→ **SOURCE PASSAGE**:
* * * * * * * * *

Narrated by Brittany Pressley
Brown-Eyed Girl is the long awaited fourth and final book in Lisa Kleypas’ Travis Family series and Joe Travis finally gets his HEA. One of my very favourite audiobooks is Blue-Eyed Devil, the second book in the series and I therefore had very high hopes indeed for Brown-Eyed Girl.
Photographer Joe Travis meets wedding planner Avery Crosslin at a friend’s wedding. He is immediately smitten by Avery and coaxes and cajoles Avery into dancing with him near the end of the reception (in an out of the way corner because it is just not done for the wedding planner to behave like a wedding guest). Heated kisses at the doorstep of the guesthouse where Avery is spending the night lead her to invite him in for much more. However, what Joe thinks is the beginning of a beautiful relationship, Avery considers a one night stand.
Avery, 26, had a difficult childhood. Her father, Eli, was a womaniser who couldn’t stick to one woman or one family. He left a trail of women and children behind and Avery was one of them.
Three years before the book begins, Avery was jilted on her wedding day. She and Brian had been together for four years but on the day they were to be married, he phoned her to say he couldn’t go through with it and he wasn’t sure he had ever loved her. Avery has therefore sworn off love and romance for herself. After the example her father provided and her own experience with Brian, Avery has decided that love is a fool’s game.
Why then pursue a career in wedding planning you may ask? It’s a question I asked. Even Joe asked it. Avery’s answer was unconvincing to say the least. In the end, I put it down to the author having to create a conflict to keep the protagonists apart.

* * * * * * * * *

→ **DATASET EXCERPTS**:
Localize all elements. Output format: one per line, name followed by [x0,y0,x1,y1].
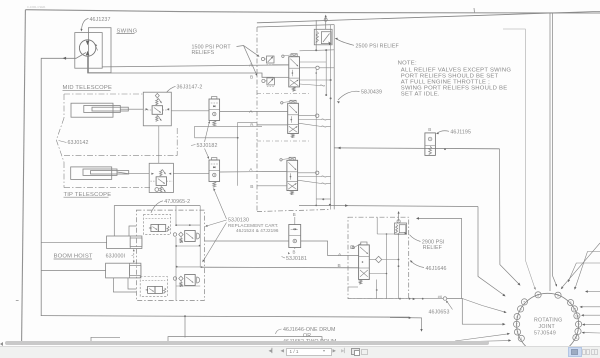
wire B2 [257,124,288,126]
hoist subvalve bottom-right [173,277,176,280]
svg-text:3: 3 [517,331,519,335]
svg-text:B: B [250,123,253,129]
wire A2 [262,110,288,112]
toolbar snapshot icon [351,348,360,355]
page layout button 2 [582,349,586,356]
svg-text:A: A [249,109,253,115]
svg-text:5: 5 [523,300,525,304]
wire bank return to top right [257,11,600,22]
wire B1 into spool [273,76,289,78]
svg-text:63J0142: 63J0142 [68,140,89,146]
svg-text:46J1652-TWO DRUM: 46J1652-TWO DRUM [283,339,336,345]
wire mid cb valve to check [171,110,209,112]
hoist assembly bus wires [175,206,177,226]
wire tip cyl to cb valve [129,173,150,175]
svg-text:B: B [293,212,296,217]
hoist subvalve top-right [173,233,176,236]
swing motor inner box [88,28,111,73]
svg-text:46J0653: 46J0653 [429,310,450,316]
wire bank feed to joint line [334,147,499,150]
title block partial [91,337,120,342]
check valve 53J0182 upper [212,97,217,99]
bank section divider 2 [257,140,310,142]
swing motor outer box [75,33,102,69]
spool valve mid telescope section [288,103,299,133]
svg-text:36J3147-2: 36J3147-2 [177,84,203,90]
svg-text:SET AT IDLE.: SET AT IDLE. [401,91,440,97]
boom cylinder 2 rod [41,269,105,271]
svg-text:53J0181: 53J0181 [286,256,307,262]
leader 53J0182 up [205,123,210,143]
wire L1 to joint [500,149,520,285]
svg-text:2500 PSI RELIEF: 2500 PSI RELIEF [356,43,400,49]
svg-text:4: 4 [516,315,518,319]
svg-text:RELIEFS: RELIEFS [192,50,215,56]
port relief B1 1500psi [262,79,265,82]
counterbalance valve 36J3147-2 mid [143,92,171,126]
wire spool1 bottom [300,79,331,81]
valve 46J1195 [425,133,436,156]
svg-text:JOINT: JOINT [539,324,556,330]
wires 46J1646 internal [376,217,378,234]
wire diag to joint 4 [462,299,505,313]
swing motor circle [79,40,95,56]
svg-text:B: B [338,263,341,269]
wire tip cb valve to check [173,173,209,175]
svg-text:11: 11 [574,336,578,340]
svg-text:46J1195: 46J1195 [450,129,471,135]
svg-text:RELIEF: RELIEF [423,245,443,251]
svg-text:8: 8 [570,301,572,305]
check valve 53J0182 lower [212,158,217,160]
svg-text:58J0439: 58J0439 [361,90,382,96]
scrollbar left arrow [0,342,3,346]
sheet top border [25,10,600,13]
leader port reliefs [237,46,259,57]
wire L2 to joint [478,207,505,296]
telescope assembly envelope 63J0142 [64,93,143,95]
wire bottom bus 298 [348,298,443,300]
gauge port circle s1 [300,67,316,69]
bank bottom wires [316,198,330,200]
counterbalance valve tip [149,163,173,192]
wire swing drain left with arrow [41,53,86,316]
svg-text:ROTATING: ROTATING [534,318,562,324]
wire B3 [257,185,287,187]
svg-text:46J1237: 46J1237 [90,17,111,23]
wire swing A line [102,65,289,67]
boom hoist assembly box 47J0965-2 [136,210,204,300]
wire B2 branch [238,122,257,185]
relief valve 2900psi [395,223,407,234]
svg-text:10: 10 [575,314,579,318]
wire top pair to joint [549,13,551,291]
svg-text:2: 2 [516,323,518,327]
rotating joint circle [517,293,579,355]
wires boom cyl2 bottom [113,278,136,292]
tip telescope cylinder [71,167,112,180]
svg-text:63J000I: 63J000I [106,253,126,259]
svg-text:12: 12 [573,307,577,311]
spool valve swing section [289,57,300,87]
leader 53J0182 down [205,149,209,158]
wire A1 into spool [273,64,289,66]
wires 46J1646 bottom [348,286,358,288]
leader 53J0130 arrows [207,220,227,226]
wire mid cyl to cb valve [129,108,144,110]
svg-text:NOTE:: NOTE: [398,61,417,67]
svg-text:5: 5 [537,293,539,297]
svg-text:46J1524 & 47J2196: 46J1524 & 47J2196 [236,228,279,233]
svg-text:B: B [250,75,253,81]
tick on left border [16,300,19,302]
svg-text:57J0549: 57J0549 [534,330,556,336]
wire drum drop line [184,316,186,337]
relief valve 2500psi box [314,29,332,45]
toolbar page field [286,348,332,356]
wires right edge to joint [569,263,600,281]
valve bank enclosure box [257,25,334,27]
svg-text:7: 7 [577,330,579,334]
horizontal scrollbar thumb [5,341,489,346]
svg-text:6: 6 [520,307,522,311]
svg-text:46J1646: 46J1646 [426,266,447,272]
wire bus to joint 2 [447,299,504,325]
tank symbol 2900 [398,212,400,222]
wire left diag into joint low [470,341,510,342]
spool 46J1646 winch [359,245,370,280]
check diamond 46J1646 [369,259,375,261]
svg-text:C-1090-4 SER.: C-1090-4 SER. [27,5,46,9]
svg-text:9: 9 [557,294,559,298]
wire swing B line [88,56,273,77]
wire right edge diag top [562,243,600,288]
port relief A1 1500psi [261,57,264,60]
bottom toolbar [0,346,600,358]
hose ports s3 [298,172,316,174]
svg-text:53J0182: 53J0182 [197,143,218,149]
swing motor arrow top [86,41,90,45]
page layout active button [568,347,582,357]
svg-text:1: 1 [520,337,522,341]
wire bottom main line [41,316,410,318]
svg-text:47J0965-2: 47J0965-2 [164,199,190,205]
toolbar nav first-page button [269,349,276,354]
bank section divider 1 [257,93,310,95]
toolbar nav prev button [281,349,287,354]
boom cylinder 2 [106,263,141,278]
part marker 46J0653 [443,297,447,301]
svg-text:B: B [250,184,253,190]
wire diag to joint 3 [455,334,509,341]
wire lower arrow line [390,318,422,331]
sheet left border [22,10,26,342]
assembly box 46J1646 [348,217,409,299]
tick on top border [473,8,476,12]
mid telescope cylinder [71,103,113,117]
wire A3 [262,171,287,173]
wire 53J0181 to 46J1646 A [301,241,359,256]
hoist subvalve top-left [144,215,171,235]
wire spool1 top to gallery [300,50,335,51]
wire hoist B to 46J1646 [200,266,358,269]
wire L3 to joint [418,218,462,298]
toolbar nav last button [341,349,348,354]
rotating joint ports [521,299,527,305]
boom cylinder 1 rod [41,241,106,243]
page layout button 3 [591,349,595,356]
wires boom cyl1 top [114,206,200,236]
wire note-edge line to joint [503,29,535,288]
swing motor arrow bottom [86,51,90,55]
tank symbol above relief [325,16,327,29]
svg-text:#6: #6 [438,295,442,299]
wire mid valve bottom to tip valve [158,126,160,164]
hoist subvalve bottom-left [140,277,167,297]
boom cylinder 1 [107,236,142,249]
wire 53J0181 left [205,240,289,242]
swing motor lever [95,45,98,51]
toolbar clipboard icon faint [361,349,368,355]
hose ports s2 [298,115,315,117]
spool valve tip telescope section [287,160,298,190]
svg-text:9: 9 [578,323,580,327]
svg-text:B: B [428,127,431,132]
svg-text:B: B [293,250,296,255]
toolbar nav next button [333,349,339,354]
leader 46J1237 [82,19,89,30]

* * * * * * * * *

→ **GOAL OF THE EXERCISE**: Can you duplicate the entire Brown-Eyed Girl review word for word? The data is material of its own and stands apart from the book review.

→ **EXPECTED ANSWER**:
Narrated by Brittany Pressley
Brown-Eyed Girl is the long awaited fourth and final book in Lisa Kleypas’ Travis Family series and Joe Travis finally gets his HEA. One of my very favourite audiobooks is Blue-Eyed Devil, the second book in the series and I therefore had very high hopes indeed for Brown-Eyed Girl.
Photographer Joe Travis meets wedding planner Avery Crosslin at a friend’s wedding. He is immediately smitten by Avery and coaxes and cajoles Avery into dancing with him near the end of the reception (in an out of the way corner because it is just not done for the wedding planner to behave like a wedding guest). Heated kisses at the doorstep of the guesthouse where Avery is spending the night lead her to invite him in for much more. However, what Joe thinks is the beginning of a beautiful relationship, Avery considers a one night stand.
Avery, 26, had a difficult childhood. Her father, Eli, was a womaniser who couldn’t stick to one woman or one family. He left a trail of women and children behind and Avery was one of them.
Three years before the book begins, Avery was jilted on her wedding day. She and Brian had been together for four years but on the day they were to be married, he phoned her to say he couldn’t go through with it and he wasn’t sure he had ever loved her. Avery has therefore sworn off love and romance for herself. After the example her father provided and her own experience with Brian, Avery has decided that love is a fool’s game.
Why then pursue a career in wedding planning you may ask? It’s a question I asked. Even Joe asked it. Avery’s answer was unconvincing to say the least. In the end, I put it down to the author having to create a conflict to keep the protagonists apart.